Extract the entries in their exact form.
== Data to process
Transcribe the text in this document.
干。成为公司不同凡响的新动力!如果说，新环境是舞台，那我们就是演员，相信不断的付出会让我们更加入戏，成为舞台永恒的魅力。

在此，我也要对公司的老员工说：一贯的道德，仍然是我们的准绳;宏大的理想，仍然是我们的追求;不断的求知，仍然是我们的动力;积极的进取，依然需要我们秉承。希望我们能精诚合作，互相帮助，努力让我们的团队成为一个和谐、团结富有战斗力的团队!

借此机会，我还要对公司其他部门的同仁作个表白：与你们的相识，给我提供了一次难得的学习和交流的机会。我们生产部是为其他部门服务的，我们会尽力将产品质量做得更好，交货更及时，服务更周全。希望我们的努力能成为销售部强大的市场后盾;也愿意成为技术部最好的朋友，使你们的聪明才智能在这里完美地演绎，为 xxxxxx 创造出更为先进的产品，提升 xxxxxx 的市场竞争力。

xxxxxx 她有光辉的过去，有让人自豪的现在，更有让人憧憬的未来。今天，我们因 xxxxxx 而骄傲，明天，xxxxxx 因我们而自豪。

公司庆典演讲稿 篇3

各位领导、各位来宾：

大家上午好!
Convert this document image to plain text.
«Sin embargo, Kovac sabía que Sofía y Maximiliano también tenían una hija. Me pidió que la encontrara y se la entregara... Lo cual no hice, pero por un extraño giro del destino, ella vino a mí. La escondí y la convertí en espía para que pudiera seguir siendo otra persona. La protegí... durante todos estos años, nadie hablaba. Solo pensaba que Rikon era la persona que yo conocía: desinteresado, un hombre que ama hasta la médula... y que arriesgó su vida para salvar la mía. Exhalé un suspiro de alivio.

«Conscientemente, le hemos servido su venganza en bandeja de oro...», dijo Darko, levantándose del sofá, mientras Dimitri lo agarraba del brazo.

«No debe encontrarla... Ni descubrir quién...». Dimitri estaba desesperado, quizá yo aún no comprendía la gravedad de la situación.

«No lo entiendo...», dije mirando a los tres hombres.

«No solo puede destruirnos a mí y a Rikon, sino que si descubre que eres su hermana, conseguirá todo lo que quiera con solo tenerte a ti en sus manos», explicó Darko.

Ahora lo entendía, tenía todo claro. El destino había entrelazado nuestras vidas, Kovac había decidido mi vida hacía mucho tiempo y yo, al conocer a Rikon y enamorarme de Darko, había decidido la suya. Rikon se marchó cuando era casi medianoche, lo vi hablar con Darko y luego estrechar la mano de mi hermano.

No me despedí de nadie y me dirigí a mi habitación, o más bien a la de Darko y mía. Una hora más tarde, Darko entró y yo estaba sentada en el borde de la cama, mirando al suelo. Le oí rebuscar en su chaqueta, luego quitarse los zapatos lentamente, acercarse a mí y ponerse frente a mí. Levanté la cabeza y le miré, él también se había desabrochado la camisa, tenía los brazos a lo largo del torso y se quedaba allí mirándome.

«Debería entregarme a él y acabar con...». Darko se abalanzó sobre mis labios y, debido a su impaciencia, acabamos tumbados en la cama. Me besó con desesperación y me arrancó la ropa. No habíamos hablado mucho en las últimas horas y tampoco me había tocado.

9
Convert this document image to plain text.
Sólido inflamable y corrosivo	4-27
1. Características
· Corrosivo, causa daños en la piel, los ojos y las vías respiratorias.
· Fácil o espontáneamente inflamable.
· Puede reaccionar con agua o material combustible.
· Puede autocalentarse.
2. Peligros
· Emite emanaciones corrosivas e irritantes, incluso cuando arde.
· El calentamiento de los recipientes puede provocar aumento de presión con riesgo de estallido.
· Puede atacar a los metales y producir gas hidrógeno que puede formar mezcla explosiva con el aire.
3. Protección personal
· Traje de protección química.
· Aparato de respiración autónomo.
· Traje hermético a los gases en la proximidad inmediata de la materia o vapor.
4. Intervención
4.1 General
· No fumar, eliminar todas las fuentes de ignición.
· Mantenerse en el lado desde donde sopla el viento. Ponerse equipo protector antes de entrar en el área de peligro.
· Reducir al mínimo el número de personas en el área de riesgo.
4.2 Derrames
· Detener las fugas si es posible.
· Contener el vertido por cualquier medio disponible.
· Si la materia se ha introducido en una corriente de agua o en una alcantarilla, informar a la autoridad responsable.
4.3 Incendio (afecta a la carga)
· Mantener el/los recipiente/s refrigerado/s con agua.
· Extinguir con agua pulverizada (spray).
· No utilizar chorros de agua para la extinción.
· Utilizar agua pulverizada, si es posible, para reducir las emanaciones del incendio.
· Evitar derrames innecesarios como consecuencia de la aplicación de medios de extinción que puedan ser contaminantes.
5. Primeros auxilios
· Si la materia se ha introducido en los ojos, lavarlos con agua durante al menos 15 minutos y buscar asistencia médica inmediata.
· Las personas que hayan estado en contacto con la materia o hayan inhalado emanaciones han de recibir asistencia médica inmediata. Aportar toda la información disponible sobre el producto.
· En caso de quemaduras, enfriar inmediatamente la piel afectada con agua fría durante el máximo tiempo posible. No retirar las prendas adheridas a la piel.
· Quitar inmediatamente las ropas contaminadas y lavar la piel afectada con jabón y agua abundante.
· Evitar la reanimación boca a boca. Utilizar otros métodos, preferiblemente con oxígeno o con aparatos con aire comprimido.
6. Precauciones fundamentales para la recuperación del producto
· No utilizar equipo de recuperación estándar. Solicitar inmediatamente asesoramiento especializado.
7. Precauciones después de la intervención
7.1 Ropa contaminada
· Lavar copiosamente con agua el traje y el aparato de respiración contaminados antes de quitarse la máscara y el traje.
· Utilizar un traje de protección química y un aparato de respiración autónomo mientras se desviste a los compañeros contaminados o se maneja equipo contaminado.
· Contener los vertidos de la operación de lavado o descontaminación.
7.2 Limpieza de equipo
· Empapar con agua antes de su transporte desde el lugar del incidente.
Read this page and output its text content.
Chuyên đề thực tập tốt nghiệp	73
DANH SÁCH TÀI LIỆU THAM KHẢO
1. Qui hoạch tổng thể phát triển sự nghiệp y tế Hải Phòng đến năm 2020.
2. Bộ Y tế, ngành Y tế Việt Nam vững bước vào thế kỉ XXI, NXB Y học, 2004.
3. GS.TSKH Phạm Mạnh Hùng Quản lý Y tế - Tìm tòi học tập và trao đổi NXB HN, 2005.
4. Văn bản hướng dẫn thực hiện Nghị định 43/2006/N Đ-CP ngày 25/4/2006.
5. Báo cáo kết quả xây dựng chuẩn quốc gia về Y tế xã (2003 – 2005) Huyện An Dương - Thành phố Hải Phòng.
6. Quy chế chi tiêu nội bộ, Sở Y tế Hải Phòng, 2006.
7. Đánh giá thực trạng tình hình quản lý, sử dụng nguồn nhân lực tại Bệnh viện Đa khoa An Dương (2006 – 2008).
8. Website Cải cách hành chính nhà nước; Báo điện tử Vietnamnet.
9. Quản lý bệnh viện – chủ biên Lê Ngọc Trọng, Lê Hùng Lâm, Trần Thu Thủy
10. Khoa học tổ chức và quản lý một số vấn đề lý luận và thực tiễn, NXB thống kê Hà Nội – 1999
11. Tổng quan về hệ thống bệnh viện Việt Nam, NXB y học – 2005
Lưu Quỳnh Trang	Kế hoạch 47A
====
Solution for this problem:
Transcribe the text in this document.
干。成为公司不同凡响的新动力!如果说，新环境是舞台，那我们就是演员，相信不断的付出会让我们更加入戏，成为舞台永恒的魅力。

在此，我也要对公司的老员工说：一贯的道德，仍然是我们的准绳;宏大的理想，仍然是我们的追求;不断的求知，仍然是我们的动力;积极的进取，依然需要我们秉承。希望我们能精诚合作，互相帮助，努力让我们的团队成为一个和谐、团结富有战斗力的团队!

借此机会，我还要对公司其他部门的同仁作个表白：与你们的相识，给我提供了一次难得的学习和交流的机会。我们生产部是为其他部门服务的，我们会尽力将产品质量做得更好，交货更及时，服务更周全。希望我们的努力能成为销售部强大的市场后盾;也愿意成为技术部最好的朋友，使你们的聪明才智能在这里完美地演绎，为 xxxxxx 创造出更为先进的产品，提升 xxxxxx 的市场竞争力。

xxxxxx 她有光辉的过去，有让人自豪的现在，更有让人憧憬的未来。今天，我们因 xxxxxx 而骄傲，明天，xxxxxx 因我们而自豪。

公司庆典演讲稿 篇3

各位领导、各位来宾：

大家上午好!
Convert this document image to plain text.
«Sin embargo, Kovac sabía que Sofía y Maximiliano también tenían una hija. Me pidió que la encontrara y se la entregara... Lo cual no hice, pero por un extraño giro del destino, ella vino a mí. La escondí y la convertí en espía para que pudiera seguir siendo otra persona. La protegí... durante todos estos años, nadie hablaba. Solo pensaba que Rikon era la persona que yo conocía: desinteresado, un hombre que ama hasta la médula... y que arriesgó su vida para salvar la mía. Exhalé un suspiro de alivio.

«Conscientemente, le hemos servido su venganza en bandeja de oro...», dijo Darko, levantándose del sofá, mientras Dimitri lo agarraba del brazo.

«No debe encontrarla... Ni descubrir quién...». Dimitri estaba desesperado, quizá yo aún no comprendía la gravedad de la situación.

«No lo entiendo...», dije mirando a los tres hombres.

«No solo puede destruirnos a mí y a Rikon, sino que si descubre que eres su hermana, conseguirá todo lo que quiera con solo tenerte a ti en sus manos», explicó Darko.

Ahora lo entendía, tenía todo claro. El destino había entrelazado nuestras vidas, Kovac había decidido mi vida hacía mucho tiempo y yo, al conocer a Rikon y enamorarme de Darko, había decidido la suya. Rikon se marchó cuando era casi medianoche, lo vi hablar con Darko y luego estrechar la mano de mi hermano.

No me despedí de nadie y me dirigí a mi habitación, o más bien a la de Darko y mía. Una hora más tarde, Darko entró y yo estaba sentada en el borde de la cama, mirando al suelo. Le oí rebuscar en su chaqueta, luego quitarse los zapatos lentamente, acercarse a mí y ponerse frente a mí. Levanté la cabeza y le miré, él también se había desabrochado la camisa, tenía los brazos a lo largo del torso y se quedaba allí mirándome.

«Debería entregarme a él y acabar con...». Darko se abalanzó sobre mis labios y, debido a su impaciencia, acabamos tumbados en la cama. Me besó con desesperación y me arrancó la ropa. No habíamos hablado mucho en las últimas horas y tampoco me había tocado.

9
Convert this document image to plain text.
Sólido inflamable y corrosivo	4-27
1. Características
· Corrosivo, causa daños en la piel, los ojos y las vías respiratorias.
· Fácil o espontáneamente inflamable.
· Puede reaccionar con agua o material combustible.
· Puede autocalentarse.
2. Peligros
· Emite emanaciones corrosivas e irritantes, incluso cuando arde.
· El calentamiento de los recipientes puede provocar aumento de presión con riesgo de estallido.
· Puede atacar a los metales y producir gas hidrógeno que puede formar mezcla explosiva con el aire.
3. Protección personal
· Traje de protección química.
· Aparato de respiración autónomo.
· Traje hermético a los gases en la proximidad inmediata de la materia o vapor.
4. Intervención
4.1 General
· No fumar, eliminar todas las fuentes de ignición.
· Mantenerse en el lado desde donde sopla el viento. Ponerse equipo protector antes de entrar en el área de peligro.
· Reducir al mínimo el número de personas en el área de riesgo.
4.2 Derrames
· Detener las fugas si es posible.
· Contener el vertido por cualquier medio disponible.
· Si la materia se ha introducido en una corriente de agua o en una alcantarilla, informar a la autoridad responsable.
4.3 Incendio (afecta a la carga)
· Mantener el/los recipiente/s refrigerado/s con agua.
· Extinguir con agua pulverizada (spray).
· No utilizar chorros de agua para la extinción.
· Utilizar agua pulverizada, si es posible, para reducir las emanaciones del incendio.
· Evitar derrames innecesarios como consecuencia de la aplicación de medios de extinción que puedan ser contaminantes.
5. Primeros auxilios
· Si la materia se ha introducido en los ojos, lavarlos con agua durante al menos 15 minutos y buscar asistencia médica inmediata.
· Las personas que hayan estado en contacto con la materia o hayan inhalado emanaciones han de recibir asistencia médica inmediata. Aportar toda la información disponible sobre el producto.
· En caso de quemaduras, enfriar inmediatamente la piel afectada con agua fría durante el máximo tiempo posible. No retirar las prendas adheridas a la piel.
· Quitar inmediatamente las ropas contaminadas y lavar la piel afectada con jabón y agua abundante.
· Evitar la reanimación boca a boca. Utilizar otros métodos, preferiblemente con oxígeno o con aparatos con aire comprimido.
6. Precauciones fundamentales para la recuperación del producto
· No utilizar equipo de recuperación estándar. Solicitar inmediatamente asesoramiento especializado.
7. Precauciones después de la intervención
7.1 Ropa contaminada
· Lavar copiosamente con agua el traje y el aparato de respiración contaminados antes de quitarse la máscara y el traje.
· Utilizar un traje de protección química y un aparato de respiración autónomo mientras se desviste a los compañeros contaminados o se maneja equipo contaminado.
· Contener los vertidos de la operación de lavado o descontaminación.
7.2 Limpieza de equipo
· Empapar con agua antes de su transporte desde el lugar del incidente.
Read this page and output its text content.
Chuyên đề thực tập tốt nghiệp	73
DANH SÁCH TÀI LIỆU THAM KHẢO
1. Qui hoạch tổng thể phát triển sự nghiệp y tế Hải Phòng đến năm 2020.
2. Bộ Y tế, ngành Y tế Việt Nam vững bước vào thế kỉ XXI, NXB Y học, 2004.
3. GS.TSKH Phạm Mạnh Hùng Quản lý Y tế - Tìm tòi học tập và trao đổi NXB HN, 2005.
4. Văn bản hướng dẫn thực hiện Nghị định 43/2006/N Đ-CP ngày 25/4/2006.
5. Báo cáo kết quả xây dựng chuẩn quốc gia về Y tế xã (2003 – 2005) Huyện An Dương - Thành phố Hải Phòng.
6. Quy chế chi tiêu nội bộ, Sở Y tế Hải Phòng, 2006.
7. Đánh giá thực trạng tình hình quản lý, sử dụng nguồn nhân lực tại Bệnh viện Đa khoa An Dương (2006 – 2008).
8. Website Cải cách hành chính nhà nước; Báo điện tử Vietnamnet.
9. Quản lý bệnh viện – chủ biên Lê Ngọc Trọng, Lê Hùng Lâm, Trần Thu Thủy
10. Khoa học tổ chức và quản lý một số vấn đề lý luận và thực tiễn, NXB thống kê Hà Nội – 1999
11. Tổng quan về hệ thống bệnh viện Việt Nam, NXB y học – 2005
Lưu Quỳnh Trang	Kế hoạch 47A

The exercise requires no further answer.